* **What to do**
The data below must be copied in full and without any change.

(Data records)

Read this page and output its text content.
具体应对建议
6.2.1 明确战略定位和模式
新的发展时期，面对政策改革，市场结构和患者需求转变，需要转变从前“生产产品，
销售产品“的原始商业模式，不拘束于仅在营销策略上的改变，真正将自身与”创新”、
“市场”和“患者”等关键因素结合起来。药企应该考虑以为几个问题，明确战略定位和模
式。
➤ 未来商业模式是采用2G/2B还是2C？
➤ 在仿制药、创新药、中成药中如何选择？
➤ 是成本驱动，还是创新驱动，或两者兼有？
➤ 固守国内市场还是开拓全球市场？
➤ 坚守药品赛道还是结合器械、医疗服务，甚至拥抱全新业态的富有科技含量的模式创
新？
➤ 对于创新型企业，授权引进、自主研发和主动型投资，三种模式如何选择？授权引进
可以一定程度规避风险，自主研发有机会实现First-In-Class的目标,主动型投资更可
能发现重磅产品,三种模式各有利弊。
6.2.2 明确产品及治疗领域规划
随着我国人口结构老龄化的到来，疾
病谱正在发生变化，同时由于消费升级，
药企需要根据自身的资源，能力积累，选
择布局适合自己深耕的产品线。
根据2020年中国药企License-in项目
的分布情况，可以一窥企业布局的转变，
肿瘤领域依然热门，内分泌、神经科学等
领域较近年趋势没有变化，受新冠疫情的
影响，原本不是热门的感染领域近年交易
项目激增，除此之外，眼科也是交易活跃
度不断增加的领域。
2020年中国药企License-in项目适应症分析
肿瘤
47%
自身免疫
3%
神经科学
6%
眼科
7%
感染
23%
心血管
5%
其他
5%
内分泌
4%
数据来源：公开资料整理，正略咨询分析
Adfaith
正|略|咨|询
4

* **Solution**
Read this page and output its text content.
具体应对建议
6.2.1 明确战略定位和模式
新的发展时期，面对政策改革，市场结构和患者需求转变，需要转变从前“生产产品，
销售产品“的原始商业模式，不拘束于仅在营销策略上的改变，真正将自身与”创新”、
“市场”和“患者”等关键因素结合起来。药企应该考虑以为几个问题，明确战略定位和模
式。
➤ 未来商业模式是采用2G/2B还是2C？
➤ 在仿制药、创新药、中成药中如何选择？
➤ 是成本驱动，还是创新驱动，或两者兼有？
➤ 固守国内市场还是开拓全球市场？
➤ 坚守药品赛道还是结合器械、医疗服务，甚至拥抱全新业态的富有科技含量的模式创
新？
➤ 对于创新型企业，授权引进、自主研发和主动型投资，三种模式如何选择？授权引进
可以一定程度规避风险，自主研发有机会实现First-In-Class的目标,主动型投资更可
能发现重磅产品,三种模式各有利弊。
6.2.2 明确产品及治疗领域规划
随着我国人口结构老龄化的到来，疾
病谱正在发生变化，同时由于消费升级，
药企需要根据自身的资源，能力积累，选
择布局适合自己深耕的产品线。
根据2020年中国药企License-in项目
的分布情况，可以一窥企业布局的转变，
肿瘤领域依然热门，内分泌、神经科学等
领域较近年趋势没有变化，受新冠疫情的
影响，原本不是热门的感染领域近年交易
项目激增，除此之外，眼科也是交易活跃
度不断增加的领域。
2020年中国药企License-in项目适应症分析
肿瘤
47%
自身免疫
3%
神经科学
6%
眼科
7%
感染
23%
心血管
5%
其他
5%
内分泌
4%
数据来源：公开资料整理，正略咨询分析
Adfaith
正|略|咨|询
4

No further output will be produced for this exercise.